- [RECORDS FOR PROCESSING]
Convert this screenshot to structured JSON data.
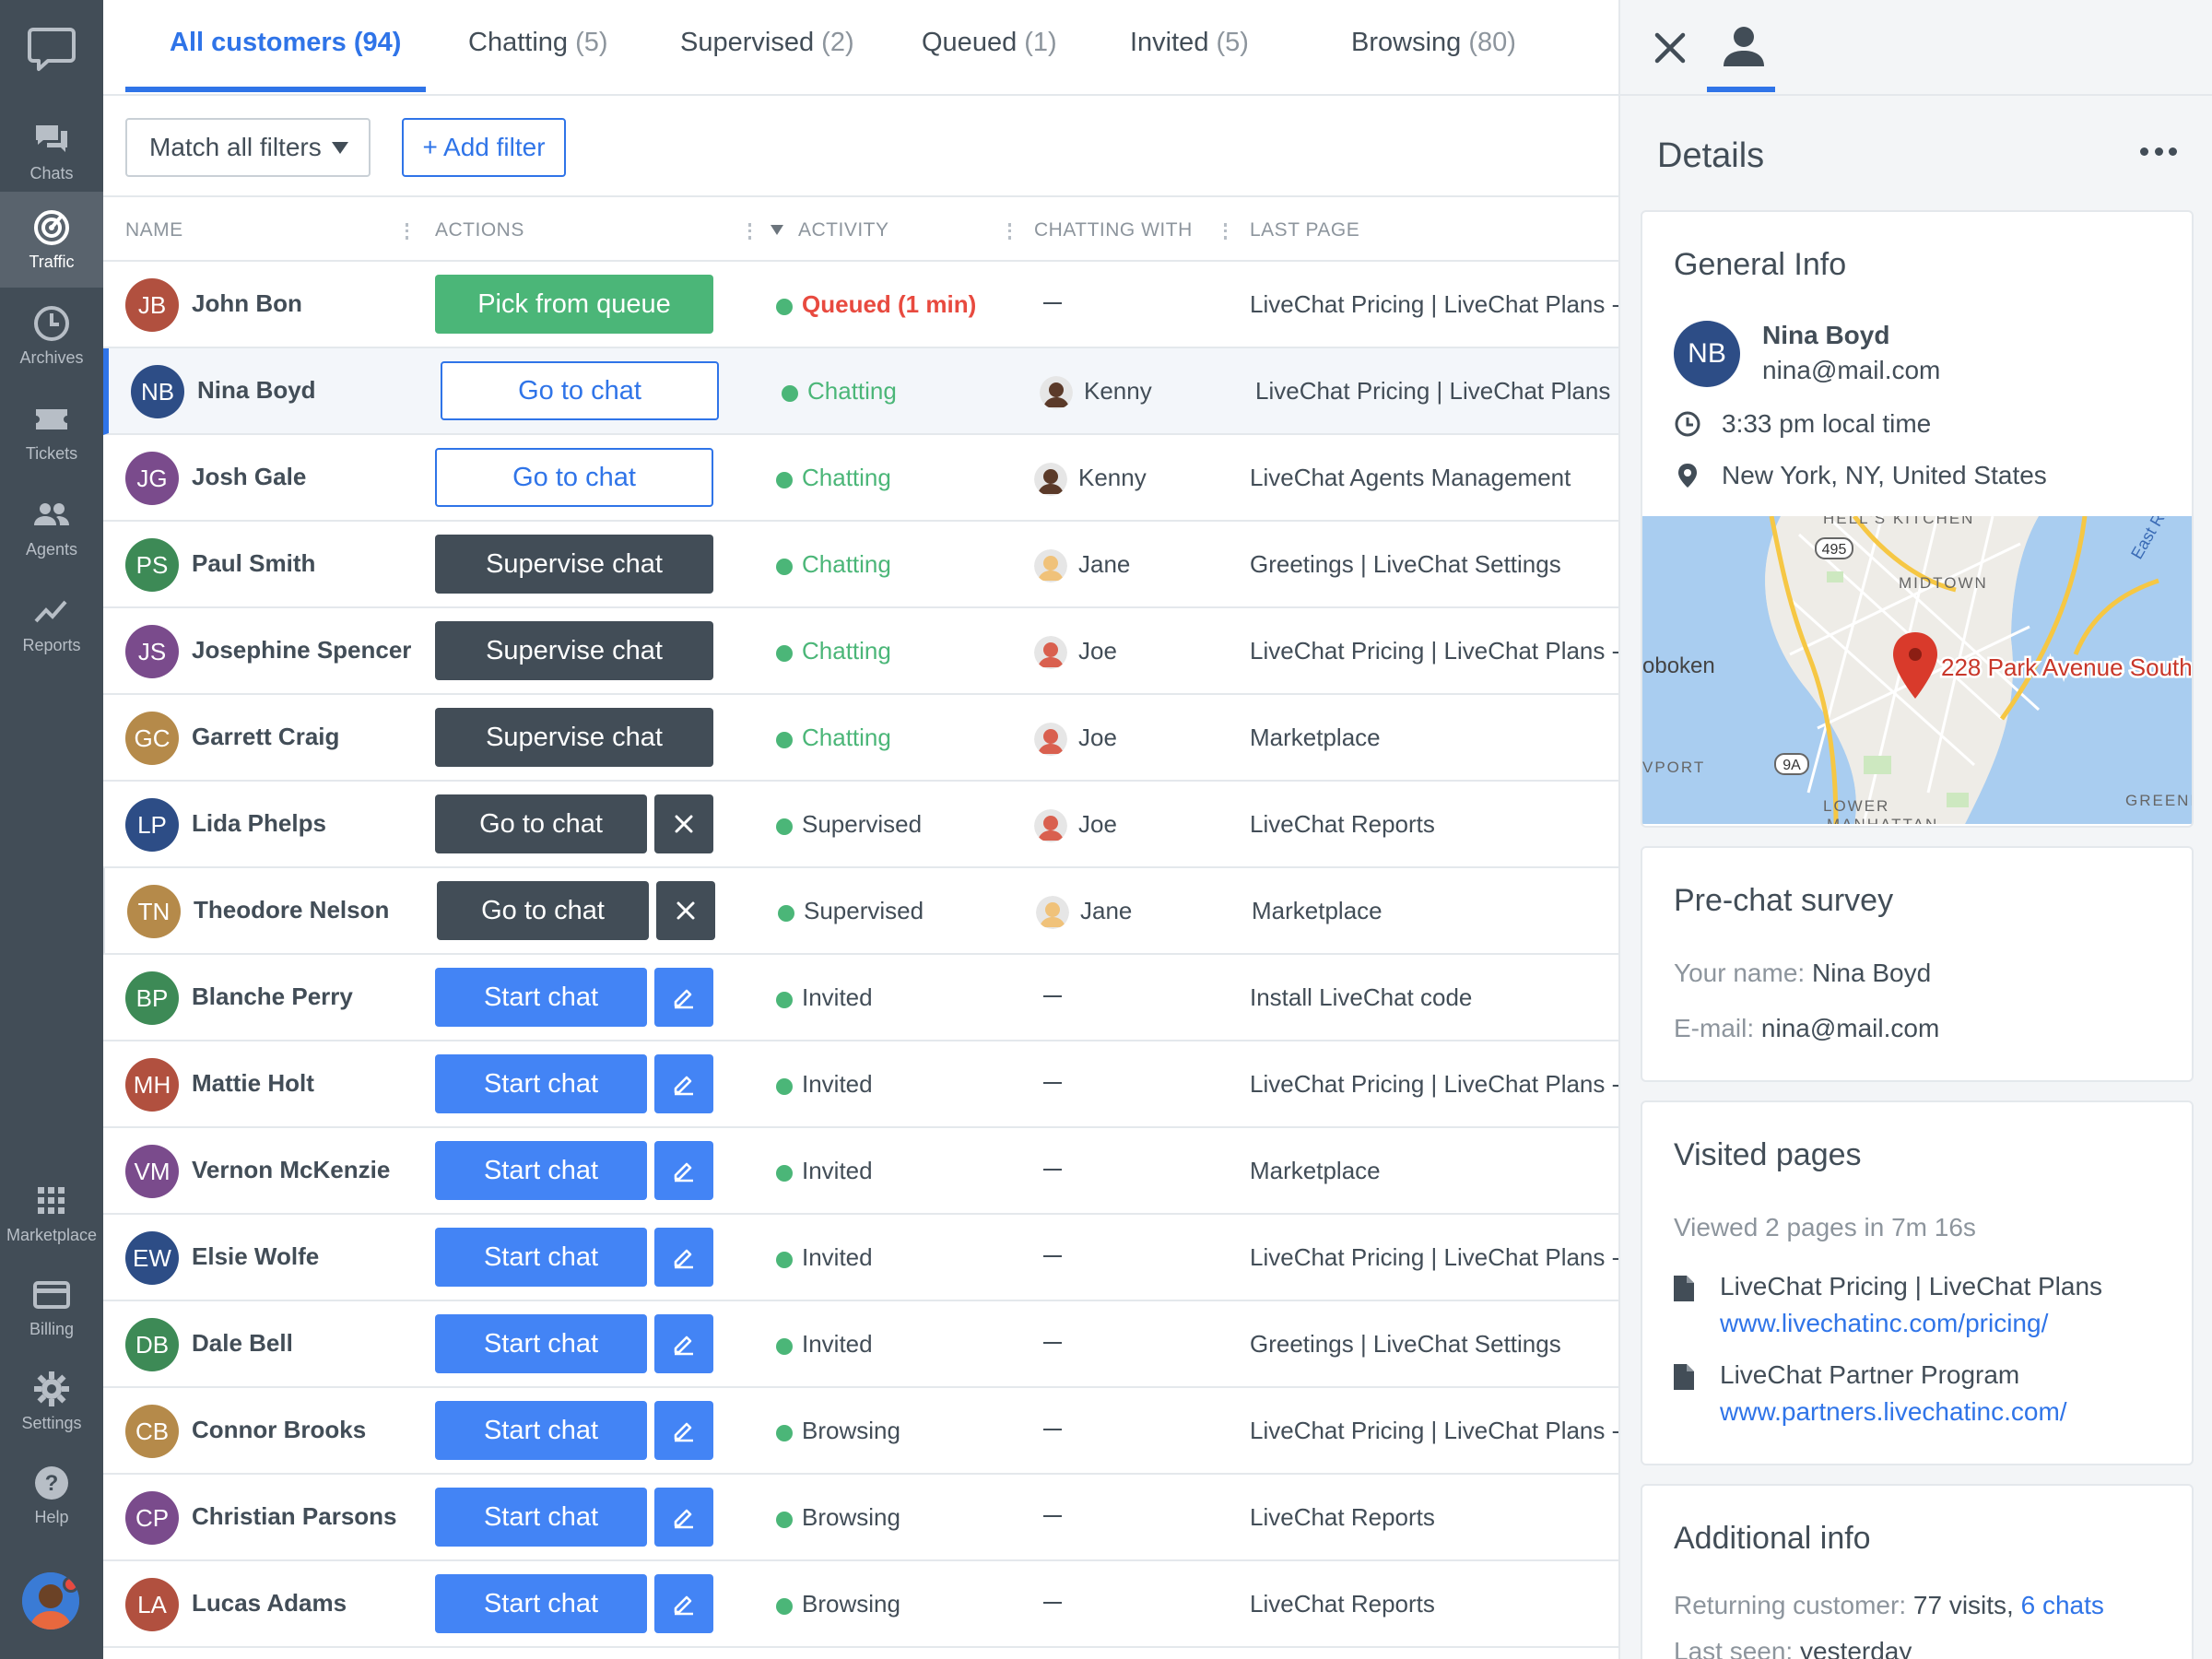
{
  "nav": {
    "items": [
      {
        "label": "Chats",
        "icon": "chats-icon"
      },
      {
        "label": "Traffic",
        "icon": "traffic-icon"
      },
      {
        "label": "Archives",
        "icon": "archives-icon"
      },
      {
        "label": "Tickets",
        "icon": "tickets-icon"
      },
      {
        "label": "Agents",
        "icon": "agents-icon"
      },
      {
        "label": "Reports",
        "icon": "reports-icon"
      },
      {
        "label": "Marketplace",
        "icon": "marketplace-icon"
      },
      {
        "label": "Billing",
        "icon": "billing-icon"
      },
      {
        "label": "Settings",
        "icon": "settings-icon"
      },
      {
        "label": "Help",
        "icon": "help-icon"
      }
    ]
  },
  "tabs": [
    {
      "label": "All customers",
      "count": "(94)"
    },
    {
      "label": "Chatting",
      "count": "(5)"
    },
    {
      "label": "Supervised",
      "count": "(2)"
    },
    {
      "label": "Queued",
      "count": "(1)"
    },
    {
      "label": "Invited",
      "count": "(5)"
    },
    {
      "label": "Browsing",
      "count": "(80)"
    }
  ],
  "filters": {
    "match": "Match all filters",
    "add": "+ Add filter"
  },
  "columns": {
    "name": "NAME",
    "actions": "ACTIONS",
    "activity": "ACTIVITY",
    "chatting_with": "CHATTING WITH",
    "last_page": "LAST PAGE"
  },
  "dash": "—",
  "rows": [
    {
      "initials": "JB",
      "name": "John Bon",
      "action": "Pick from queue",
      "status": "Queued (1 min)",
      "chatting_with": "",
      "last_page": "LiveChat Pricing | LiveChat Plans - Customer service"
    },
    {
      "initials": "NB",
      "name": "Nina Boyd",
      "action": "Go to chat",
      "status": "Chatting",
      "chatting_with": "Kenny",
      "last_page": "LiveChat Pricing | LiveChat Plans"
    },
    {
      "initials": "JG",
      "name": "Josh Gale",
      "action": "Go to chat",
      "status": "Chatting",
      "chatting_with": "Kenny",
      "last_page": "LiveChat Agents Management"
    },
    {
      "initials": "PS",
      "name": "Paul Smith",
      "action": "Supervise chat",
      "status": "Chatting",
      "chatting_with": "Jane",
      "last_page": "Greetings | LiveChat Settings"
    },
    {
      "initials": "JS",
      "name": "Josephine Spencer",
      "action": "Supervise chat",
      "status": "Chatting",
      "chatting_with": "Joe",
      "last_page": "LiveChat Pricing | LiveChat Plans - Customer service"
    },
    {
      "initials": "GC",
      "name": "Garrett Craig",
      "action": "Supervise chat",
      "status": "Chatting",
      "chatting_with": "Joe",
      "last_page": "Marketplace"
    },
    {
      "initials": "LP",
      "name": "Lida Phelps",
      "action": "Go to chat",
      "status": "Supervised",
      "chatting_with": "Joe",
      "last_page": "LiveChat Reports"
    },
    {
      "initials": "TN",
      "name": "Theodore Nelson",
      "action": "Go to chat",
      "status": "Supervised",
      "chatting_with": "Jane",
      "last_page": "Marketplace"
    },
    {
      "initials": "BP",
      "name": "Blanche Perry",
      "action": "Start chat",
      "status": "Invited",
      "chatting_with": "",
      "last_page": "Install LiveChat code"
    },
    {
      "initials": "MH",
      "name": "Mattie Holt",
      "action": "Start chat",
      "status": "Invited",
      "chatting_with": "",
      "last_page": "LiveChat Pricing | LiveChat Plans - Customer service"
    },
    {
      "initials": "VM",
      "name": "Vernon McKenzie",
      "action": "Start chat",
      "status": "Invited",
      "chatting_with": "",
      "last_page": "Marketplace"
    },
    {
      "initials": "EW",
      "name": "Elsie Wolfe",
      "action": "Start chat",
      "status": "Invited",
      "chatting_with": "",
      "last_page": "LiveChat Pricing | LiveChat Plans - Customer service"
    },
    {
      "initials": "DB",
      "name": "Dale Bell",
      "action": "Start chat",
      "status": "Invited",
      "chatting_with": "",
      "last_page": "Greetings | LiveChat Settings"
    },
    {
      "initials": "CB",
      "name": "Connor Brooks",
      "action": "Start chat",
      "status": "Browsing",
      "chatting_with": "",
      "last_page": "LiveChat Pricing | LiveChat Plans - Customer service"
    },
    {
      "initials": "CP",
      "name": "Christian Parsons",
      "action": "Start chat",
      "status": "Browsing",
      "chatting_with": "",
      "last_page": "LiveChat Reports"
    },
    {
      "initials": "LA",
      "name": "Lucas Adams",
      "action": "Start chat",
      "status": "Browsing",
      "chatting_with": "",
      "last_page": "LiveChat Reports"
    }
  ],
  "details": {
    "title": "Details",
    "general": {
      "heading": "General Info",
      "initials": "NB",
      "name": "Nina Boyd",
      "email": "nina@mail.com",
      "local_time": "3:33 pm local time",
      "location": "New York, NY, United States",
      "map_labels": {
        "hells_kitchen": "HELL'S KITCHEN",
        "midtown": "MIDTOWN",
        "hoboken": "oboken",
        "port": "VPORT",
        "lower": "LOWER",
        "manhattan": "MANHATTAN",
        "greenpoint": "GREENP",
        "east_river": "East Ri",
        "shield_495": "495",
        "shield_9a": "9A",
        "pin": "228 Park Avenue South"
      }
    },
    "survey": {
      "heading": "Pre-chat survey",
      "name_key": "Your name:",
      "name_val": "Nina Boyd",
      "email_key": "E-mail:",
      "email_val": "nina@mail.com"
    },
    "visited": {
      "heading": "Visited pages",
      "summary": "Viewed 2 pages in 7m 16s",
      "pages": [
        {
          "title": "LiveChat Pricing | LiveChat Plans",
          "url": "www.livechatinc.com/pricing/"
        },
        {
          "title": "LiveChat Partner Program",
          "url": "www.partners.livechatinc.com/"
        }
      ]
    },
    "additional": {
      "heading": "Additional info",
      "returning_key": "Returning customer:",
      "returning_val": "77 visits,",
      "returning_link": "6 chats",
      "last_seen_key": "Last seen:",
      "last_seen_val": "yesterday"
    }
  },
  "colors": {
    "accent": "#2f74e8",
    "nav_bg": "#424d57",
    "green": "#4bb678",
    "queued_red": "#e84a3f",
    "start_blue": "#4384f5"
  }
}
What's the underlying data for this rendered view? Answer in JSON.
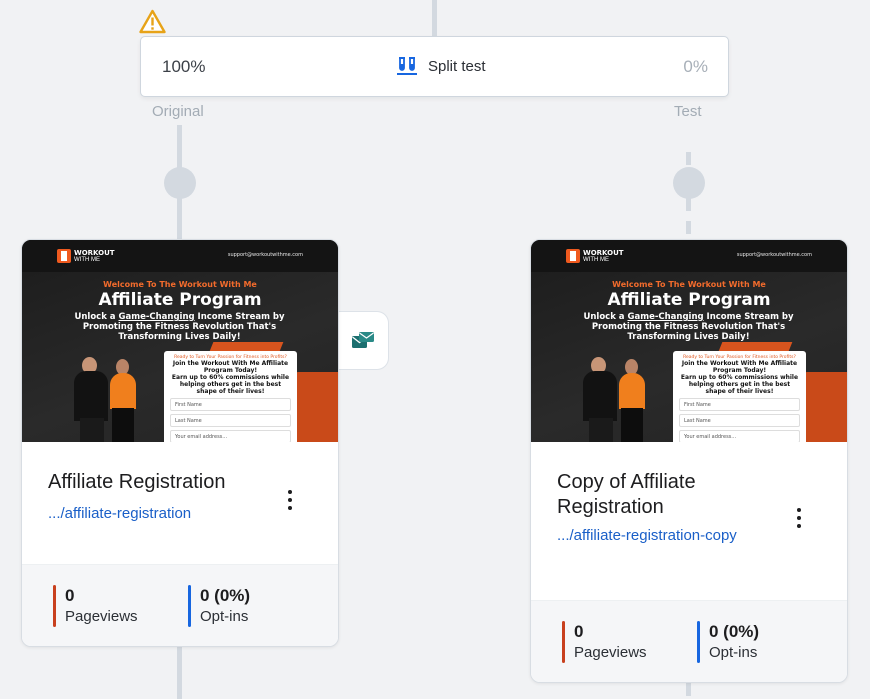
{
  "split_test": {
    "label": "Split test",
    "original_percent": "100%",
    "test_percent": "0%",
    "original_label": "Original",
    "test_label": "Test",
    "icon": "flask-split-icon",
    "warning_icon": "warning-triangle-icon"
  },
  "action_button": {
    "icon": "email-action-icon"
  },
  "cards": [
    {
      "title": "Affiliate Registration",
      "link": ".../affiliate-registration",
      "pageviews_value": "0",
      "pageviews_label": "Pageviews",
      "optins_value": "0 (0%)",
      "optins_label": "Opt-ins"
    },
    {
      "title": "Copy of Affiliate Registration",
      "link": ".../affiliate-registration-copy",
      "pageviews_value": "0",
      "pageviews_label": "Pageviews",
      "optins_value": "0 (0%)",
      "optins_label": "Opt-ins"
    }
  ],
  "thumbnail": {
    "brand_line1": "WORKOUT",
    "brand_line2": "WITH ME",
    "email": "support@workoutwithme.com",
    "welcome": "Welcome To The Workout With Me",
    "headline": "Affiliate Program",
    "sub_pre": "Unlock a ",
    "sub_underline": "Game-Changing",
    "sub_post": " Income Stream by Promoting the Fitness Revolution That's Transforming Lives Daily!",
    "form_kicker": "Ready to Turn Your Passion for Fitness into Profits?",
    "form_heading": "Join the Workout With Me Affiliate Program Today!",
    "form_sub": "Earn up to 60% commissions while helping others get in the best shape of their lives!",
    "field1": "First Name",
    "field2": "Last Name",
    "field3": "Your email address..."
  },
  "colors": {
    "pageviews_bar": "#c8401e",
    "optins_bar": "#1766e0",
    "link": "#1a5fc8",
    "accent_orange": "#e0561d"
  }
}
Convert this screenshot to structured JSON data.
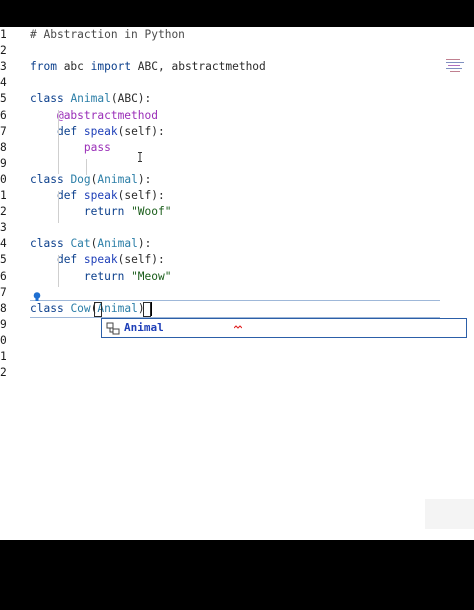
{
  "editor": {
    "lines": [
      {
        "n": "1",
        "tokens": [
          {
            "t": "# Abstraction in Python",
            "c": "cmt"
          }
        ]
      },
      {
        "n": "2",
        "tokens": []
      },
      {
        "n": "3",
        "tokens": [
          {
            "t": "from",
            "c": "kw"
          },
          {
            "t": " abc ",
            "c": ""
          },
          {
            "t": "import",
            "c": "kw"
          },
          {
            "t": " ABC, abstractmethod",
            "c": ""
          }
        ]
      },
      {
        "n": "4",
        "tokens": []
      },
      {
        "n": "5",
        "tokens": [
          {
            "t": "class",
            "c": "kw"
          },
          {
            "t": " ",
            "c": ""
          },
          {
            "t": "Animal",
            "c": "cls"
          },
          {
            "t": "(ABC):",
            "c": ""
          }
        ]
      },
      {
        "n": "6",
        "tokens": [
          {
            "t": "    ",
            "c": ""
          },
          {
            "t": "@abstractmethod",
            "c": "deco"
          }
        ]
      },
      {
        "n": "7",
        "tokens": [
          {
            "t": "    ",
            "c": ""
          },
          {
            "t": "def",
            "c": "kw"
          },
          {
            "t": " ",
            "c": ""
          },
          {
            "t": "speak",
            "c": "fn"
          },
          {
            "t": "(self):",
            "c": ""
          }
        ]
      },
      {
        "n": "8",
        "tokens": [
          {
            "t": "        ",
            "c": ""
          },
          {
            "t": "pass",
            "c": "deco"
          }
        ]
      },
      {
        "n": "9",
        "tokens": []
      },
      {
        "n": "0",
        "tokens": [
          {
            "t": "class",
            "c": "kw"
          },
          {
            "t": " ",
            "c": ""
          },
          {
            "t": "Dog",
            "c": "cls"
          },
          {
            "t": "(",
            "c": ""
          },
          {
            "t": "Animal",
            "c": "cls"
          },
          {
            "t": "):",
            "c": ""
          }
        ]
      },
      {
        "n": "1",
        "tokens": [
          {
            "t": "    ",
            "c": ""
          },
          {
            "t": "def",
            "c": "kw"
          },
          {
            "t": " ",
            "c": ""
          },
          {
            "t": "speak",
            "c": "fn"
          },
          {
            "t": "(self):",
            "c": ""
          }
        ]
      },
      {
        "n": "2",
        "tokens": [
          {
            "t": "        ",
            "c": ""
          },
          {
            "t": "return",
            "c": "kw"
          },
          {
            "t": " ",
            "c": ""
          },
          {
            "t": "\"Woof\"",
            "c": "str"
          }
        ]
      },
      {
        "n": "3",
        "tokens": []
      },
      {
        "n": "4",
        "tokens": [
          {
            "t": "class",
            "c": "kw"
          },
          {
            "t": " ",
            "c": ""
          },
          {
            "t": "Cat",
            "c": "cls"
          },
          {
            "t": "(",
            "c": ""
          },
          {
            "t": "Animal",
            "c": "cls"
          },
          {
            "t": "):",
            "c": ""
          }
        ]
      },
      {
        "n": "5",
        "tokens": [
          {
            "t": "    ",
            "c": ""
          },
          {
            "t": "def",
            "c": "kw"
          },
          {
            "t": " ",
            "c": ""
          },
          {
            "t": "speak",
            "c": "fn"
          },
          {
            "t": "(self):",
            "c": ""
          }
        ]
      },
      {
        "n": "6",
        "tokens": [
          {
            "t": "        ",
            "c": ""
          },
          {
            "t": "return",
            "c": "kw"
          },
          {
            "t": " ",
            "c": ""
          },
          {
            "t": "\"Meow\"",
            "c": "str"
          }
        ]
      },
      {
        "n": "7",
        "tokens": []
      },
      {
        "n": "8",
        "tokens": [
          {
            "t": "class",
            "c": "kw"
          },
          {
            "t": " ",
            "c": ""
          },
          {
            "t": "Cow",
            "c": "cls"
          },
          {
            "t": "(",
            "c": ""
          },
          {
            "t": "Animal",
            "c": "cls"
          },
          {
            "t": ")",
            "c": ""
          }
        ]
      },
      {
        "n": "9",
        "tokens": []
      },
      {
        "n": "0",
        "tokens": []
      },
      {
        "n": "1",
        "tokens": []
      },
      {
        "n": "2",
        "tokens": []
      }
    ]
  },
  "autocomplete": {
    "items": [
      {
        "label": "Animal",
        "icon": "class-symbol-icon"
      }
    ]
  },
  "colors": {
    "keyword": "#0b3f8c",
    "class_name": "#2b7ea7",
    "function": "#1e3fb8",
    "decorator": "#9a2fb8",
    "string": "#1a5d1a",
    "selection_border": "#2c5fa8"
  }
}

- [EXERCISE] Using the material above, copy every line in which the string "count" occurs.

- [WORKED SOLUTION]
      "count": "(94)"
      "count": "(5)"
      "count": "(2)"
      "count": "(1)"
      "count": "(5)"
      "count": "(80)"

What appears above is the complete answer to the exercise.